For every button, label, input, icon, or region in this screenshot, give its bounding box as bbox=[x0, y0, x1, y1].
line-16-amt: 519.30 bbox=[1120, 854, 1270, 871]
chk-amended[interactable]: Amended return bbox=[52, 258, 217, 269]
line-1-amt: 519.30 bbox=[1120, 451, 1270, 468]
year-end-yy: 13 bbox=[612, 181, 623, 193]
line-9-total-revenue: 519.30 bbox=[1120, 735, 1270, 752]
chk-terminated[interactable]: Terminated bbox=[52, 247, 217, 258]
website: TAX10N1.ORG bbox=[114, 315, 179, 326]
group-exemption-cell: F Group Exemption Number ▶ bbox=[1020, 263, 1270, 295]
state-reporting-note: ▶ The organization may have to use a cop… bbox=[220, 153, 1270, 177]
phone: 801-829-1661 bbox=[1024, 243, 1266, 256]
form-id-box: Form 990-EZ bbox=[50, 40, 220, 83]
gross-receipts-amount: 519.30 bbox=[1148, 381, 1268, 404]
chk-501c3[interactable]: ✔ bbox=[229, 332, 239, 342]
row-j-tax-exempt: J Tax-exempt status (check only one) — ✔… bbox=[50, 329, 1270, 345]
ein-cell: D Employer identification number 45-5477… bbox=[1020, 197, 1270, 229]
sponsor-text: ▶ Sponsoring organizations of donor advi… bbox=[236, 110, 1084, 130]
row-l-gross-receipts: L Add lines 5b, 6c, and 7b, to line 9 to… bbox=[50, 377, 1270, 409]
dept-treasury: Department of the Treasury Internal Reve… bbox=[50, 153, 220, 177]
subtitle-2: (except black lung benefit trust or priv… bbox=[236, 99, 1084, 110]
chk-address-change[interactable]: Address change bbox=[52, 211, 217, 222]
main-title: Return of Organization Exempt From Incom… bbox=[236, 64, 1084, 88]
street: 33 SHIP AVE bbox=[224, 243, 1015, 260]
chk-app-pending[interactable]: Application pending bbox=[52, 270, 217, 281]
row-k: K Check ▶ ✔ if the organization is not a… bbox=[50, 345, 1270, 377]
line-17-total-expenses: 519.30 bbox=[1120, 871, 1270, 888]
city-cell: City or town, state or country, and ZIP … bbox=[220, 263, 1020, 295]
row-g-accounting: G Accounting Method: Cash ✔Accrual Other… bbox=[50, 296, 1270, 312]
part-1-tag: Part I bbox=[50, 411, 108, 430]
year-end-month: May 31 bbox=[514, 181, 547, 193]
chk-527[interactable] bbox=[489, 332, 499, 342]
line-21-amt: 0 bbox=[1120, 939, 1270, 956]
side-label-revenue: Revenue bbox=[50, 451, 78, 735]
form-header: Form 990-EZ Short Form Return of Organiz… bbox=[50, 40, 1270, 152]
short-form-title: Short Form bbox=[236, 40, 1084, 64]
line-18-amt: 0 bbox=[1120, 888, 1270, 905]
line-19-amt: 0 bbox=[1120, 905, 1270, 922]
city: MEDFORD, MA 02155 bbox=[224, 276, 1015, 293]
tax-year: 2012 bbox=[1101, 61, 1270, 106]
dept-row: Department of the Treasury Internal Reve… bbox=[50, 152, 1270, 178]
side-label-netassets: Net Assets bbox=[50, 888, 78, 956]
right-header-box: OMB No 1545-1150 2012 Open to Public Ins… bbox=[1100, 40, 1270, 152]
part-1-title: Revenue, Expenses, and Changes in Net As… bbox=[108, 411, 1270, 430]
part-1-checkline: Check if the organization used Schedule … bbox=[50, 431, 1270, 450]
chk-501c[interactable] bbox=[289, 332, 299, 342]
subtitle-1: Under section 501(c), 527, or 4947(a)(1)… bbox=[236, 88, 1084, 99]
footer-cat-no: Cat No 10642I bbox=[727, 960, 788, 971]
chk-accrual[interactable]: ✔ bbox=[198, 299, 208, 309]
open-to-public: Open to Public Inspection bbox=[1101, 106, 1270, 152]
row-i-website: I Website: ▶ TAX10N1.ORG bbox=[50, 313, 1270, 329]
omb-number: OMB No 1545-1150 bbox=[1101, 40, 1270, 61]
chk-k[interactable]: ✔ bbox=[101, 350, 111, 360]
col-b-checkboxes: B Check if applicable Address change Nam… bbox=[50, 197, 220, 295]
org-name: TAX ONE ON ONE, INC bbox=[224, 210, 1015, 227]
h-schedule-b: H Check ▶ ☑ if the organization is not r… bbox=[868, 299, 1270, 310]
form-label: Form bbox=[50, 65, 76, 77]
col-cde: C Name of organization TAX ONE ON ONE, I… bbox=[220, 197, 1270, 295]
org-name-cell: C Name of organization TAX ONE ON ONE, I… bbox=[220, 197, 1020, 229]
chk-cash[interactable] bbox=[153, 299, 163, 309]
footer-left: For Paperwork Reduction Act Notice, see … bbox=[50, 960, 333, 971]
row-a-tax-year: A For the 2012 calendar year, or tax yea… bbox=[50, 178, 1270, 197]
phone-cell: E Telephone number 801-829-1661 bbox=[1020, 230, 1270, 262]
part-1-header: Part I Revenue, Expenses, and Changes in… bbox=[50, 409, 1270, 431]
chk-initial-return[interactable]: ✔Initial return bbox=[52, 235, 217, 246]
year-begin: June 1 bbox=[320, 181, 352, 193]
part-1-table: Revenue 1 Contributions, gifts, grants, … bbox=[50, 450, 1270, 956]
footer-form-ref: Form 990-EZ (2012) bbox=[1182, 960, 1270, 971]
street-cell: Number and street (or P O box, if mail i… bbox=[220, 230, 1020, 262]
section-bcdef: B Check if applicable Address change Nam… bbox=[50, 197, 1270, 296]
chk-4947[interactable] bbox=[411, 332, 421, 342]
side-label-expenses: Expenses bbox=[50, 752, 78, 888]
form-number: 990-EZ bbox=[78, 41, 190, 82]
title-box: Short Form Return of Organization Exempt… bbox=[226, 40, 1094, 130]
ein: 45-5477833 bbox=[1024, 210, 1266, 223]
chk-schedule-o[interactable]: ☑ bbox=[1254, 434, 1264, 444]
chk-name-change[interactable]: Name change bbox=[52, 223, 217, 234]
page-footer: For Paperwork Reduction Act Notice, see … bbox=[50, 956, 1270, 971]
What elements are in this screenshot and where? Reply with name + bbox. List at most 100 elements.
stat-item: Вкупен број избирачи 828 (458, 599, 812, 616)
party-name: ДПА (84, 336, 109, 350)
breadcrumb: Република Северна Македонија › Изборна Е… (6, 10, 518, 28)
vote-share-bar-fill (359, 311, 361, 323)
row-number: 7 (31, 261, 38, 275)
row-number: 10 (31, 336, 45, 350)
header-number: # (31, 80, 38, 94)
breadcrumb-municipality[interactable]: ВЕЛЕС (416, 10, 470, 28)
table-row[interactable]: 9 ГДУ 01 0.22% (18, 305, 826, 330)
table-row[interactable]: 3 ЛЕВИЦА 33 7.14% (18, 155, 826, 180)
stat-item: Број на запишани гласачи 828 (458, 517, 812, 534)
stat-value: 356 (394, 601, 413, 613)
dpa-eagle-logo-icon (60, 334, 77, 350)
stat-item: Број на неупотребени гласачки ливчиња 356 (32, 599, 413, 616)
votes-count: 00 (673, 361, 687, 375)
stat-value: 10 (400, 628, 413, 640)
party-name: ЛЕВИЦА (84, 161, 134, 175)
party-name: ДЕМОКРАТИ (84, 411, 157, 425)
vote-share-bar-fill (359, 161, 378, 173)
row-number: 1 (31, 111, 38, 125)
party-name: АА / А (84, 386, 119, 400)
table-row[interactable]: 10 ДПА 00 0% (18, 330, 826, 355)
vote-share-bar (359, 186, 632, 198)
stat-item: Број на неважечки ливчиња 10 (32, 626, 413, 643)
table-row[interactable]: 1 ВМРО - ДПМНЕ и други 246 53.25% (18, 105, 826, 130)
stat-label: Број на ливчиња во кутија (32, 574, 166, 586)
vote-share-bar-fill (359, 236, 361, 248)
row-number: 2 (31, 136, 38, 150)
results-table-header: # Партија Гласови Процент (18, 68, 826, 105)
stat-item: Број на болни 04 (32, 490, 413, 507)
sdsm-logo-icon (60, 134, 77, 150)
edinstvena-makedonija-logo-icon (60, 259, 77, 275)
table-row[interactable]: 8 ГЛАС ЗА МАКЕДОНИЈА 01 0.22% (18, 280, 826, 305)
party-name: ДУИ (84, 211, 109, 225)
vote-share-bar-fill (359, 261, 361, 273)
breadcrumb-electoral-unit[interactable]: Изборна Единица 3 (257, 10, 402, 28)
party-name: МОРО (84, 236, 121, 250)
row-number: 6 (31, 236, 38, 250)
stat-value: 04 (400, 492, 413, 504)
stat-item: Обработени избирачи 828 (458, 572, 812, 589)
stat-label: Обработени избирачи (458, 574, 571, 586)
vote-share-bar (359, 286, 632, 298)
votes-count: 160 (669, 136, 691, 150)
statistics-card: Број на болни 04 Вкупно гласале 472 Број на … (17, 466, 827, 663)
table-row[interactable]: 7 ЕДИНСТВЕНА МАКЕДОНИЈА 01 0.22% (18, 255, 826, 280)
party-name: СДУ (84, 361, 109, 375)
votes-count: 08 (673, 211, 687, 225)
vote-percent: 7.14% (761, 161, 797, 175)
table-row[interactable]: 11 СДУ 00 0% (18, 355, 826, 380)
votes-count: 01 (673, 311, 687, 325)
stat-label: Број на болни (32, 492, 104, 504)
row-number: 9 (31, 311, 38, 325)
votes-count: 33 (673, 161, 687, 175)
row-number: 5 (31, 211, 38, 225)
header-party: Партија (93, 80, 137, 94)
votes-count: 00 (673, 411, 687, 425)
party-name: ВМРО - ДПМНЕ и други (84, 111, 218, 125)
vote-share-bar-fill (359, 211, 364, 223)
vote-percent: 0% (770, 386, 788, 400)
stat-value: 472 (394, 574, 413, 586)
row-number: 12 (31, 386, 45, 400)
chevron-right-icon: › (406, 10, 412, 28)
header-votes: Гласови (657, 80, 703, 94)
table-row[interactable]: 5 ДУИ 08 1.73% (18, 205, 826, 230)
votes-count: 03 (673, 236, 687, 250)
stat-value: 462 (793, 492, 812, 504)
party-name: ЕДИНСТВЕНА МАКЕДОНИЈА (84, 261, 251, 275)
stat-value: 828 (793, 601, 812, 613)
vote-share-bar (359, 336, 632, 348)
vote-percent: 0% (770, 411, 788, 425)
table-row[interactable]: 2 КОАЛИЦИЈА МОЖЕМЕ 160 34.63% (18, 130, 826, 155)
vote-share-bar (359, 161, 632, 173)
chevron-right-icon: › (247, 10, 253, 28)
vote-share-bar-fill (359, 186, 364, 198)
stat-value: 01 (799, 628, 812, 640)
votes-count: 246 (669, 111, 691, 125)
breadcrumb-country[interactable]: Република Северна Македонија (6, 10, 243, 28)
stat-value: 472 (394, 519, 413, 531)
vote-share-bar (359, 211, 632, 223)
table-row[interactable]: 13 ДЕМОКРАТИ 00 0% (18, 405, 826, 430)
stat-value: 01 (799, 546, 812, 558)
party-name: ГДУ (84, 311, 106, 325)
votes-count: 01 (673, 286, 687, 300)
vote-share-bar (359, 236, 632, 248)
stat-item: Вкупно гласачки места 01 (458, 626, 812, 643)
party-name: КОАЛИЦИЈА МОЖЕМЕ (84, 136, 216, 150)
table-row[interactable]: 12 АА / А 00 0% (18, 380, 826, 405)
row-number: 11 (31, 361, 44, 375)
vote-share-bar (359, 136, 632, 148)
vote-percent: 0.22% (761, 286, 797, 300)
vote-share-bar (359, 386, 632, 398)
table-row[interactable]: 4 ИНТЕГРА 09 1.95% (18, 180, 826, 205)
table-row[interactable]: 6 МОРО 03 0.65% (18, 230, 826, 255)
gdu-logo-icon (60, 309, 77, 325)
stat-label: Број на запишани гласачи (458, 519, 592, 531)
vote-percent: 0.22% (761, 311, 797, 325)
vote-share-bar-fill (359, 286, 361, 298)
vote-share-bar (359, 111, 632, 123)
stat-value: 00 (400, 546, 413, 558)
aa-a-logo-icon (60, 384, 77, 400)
+ + + + + + +
Task instructions: Copy the listing verbatim, beginning with its first line and continuing through the line that contains "chk-amended[interactable]: Amended return".

Output for this task:
For every button, label, input, icon, or region in this screenshot, give its bounding box as bbox=[x0, y0, x1, y1].
line-16-amt: 519.30 bbox=[1120, 854, 1270, 871]
chk-amended[interactable]: Amended return bbox=[52, 258, 217, 269]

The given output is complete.